> **PROBLEM TO WORK ON**: Pull every line holding the string "vacation" from the records below.

> **RECORDS SUPPLIED**:
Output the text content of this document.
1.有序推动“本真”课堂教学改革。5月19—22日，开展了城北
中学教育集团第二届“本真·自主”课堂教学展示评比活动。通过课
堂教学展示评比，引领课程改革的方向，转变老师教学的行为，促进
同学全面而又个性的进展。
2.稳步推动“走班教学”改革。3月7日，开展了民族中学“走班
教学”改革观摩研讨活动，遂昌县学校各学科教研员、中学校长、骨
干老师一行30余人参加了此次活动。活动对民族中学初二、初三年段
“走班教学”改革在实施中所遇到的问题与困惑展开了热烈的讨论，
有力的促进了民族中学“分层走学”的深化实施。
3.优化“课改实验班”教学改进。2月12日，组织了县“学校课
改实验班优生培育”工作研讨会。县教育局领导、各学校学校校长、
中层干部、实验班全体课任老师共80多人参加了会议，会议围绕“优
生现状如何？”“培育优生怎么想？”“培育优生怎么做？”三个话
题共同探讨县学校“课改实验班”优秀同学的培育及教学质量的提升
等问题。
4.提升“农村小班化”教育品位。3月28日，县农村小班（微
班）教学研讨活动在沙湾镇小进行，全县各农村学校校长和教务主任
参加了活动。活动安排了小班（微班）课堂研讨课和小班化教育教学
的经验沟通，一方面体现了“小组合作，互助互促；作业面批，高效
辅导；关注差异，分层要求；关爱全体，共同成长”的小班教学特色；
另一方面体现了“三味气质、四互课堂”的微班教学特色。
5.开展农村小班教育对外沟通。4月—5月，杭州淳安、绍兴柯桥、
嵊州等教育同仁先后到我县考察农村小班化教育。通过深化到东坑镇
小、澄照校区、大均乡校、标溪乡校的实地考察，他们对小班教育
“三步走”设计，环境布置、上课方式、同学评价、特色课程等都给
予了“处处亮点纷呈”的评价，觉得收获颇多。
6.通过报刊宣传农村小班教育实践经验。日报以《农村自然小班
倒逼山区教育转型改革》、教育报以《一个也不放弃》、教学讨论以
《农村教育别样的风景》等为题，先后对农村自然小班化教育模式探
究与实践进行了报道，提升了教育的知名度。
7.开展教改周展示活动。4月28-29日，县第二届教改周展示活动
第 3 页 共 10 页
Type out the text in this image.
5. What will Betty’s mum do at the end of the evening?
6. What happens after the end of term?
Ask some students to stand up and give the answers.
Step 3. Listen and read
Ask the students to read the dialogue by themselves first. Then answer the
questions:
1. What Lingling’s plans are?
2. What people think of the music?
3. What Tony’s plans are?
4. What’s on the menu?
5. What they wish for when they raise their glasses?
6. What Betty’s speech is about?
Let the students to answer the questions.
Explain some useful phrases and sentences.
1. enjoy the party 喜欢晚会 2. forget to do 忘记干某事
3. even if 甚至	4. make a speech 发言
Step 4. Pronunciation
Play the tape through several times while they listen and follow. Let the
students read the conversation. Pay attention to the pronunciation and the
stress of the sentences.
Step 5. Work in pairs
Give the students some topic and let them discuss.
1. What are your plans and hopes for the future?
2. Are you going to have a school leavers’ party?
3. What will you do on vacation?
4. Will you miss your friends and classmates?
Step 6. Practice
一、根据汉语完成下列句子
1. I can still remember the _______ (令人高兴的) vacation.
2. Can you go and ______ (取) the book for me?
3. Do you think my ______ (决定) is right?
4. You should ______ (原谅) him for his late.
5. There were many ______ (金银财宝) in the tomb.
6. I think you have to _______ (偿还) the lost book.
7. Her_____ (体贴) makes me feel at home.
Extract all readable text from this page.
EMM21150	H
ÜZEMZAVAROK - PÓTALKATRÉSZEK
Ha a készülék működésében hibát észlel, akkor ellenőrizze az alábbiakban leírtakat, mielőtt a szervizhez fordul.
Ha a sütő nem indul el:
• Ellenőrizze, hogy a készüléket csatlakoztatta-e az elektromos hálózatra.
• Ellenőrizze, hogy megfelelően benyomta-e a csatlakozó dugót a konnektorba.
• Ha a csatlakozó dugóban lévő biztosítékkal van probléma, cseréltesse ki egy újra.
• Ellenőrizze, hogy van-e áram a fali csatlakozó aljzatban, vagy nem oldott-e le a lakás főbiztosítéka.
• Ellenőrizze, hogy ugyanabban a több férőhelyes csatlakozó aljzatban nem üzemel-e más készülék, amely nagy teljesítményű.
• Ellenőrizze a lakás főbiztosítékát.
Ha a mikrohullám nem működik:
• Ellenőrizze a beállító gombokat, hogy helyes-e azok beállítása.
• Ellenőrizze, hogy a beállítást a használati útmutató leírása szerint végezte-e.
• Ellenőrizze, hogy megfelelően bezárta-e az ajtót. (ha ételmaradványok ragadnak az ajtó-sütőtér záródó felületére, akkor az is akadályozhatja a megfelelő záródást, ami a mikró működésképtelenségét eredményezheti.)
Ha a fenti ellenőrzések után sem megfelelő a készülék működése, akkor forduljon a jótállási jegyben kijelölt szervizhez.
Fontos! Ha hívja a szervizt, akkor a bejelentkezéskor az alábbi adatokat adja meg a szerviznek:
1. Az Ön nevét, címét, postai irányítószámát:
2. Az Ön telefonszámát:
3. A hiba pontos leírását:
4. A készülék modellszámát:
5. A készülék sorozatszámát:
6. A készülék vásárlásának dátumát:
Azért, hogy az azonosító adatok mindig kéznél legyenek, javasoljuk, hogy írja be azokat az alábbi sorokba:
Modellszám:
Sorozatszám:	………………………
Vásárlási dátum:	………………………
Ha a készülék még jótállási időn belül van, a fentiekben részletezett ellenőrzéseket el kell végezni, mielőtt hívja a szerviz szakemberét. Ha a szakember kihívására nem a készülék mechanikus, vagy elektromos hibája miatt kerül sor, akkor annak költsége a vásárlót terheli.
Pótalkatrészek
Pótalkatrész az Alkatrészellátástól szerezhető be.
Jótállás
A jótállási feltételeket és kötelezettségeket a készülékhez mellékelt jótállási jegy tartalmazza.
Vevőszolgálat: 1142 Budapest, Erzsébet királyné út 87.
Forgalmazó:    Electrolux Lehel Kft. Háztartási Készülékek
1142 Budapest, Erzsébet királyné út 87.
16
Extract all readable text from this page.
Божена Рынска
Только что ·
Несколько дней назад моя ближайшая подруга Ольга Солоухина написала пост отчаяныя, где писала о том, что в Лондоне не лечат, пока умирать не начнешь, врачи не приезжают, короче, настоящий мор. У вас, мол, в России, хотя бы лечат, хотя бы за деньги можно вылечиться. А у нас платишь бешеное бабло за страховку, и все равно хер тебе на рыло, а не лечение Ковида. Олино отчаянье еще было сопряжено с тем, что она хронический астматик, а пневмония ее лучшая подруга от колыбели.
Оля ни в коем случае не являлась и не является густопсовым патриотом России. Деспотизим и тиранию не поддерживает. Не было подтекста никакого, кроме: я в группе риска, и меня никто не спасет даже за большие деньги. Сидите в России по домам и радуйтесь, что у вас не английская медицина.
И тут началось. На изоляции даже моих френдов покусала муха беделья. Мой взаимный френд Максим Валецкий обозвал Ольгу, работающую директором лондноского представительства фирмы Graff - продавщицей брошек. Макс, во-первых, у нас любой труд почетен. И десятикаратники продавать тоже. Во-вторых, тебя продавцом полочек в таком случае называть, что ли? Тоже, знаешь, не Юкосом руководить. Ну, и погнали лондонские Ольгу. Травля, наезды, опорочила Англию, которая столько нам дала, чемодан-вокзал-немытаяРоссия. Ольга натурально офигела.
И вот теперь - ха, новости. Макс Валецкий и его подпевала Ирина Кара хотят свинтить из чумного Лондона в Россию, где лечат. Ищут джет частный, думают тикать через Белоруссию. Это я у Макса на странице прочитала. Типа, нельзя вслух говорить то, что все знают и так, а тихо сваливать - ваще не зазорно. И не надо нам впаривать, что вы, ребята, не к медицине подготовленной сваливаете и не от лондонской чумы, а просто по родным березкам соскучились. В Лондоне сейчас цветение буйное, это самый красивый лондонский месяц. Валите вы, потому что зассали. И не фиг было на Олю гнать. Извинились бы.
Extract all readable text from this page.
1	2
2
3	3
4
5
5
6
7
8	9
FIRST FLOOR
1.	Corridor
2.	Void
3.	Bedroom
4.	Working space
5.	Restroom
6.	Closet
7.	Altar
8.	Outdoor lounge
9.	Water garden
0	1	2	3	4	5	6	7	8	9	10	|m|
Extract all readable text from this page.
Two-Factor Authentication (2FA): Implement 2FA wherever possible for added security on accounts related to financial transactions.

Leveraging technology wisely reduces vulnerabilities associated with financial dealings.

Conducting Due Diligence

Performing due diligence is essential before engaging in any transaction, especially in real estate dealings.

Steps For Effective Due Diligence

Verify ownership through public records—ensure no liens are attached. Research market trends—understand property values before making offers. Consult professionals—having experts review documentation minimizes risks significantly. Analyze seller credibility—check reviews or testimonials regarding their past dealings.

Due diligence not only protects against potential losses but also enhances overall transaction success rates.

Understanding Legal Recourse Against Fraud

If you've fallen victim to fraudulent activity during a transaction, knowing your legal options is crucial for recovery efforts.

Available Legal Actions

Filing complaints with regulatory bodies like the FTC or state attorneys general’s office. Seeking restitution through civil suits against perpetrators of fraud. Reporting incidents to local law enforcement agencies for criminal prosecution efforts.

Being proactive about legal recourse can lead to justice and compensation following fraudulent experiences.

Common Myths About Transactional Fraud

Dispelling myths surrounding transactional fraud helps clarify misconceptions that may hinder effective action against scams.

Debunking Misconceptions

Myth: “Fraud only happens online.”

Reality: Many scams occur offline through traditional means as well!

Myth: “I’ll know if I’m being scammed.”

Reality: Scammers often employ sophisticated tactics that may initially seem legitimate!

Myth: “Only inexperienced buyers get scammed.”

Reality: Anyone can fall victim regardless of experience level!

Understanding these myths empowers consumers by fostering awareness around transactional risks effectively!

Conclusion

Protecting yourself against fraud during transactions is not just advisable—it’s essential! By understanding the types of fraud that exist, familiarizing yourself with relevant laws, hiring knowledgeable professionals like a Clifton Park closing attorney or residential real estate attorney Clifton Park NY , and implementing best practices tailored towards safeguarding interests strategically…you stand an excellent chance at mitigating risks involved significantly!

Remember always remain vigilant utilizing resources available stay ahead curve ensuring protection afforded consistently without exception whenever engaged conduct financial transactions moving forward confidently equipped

> **WRITTEN SOLUTION**:
3. What will you do on vacation?
1. I can still remember the _______ (令人高兴的) vacation.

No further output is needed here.